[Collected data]
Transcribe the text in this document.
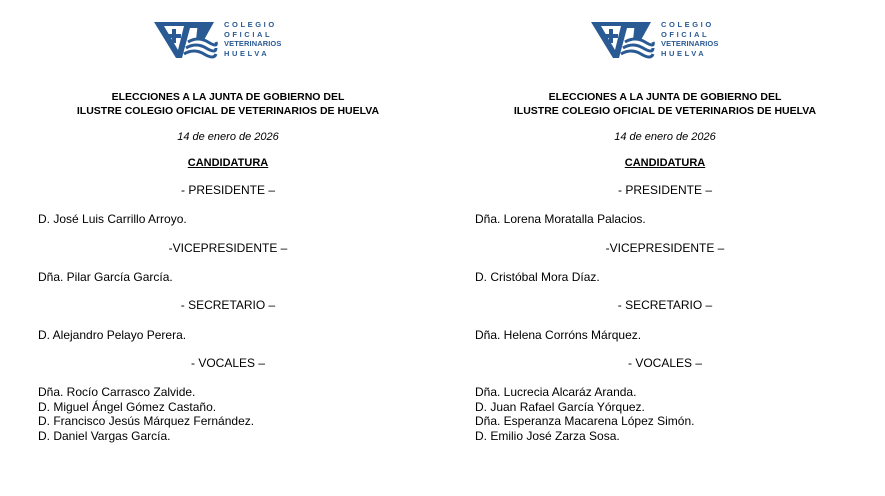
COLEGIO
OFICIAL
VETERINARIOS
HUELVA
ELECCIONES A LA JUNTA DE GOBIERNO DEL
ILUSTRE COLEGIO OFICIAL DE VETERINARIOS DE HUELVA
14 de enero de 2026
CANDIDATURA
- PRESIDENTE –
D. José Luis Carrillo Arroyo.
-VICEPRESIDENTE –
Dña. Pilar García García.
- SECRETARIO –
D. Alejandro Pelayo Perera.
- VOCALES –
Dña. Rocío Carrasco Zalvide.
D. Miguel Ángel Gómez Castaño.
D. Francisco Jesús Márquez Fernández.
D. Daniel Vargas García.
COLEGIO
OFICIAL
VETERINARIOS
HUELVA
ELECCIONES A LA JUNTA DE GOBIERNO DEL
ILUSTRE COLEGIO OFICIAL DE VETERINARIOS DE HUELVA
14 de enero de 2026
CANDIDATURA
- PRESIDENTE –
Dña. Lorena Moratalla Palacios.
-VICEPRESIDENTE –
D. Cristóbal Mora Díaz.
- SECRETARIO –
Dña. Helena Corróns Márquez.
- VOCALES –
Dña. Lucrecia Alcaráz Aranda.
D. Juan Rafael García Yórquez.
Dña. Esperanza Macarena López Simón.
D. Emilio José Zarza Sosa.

* _Problem statement_: What is needed is an exact reproduction of the data, pictures excluded.

* _Task solution_:
Transcribe the text in this document.
COLEGIO
OFICIAL
VETERINARIOS
HUELVA
ELECCIONES A LA JUNTA DE GOBIERNO DEL
ILUSTRE COLEGIO OFICIAL DE VETERINARIOS DE HUELVA
14 de enero de 2026
CANDIDATURA
- PRESIDENTE –
D. José Luis Carrillo Arroyo.
-VICEPRESIDENTE –
Dña. Pilar García García.
- SECRETARIO –
D. Alejandro Pelayo Perera.
- VOCALES –
Dña. Rocío Carrasco Zalvide.
D. Miguel Ángel Gómez Castaño.
D. Francisco Jesús Márquez Fernández.
D. Daniel Vargas García.
COLEGIO
OFICIAL
VETERINARIOS
HUELVA
ELECCIONES A LA JUNTA DE GOBIERNO DEL
ILUSTRE COLEGIO OFICIAL DE VETERINARIOS DE HUELVA
14 de enero de 2026
CANDIDATURA
- PRESIDENTE –
Dña. Lorena Moratalla Palacios.
-VICEPRESIDENTE –
D. Cristóbal Mora Díaz.
- SECRETARIO –
Dña. Helena Corróns Márquez.
- VOCALES –
Dña. Lucrecia Alcaráz Aranda.
D. Juan Rafael García Yórquez.
Dña. Esperanza Macarena López Simón.
D. Emilio José Zarza Sosa.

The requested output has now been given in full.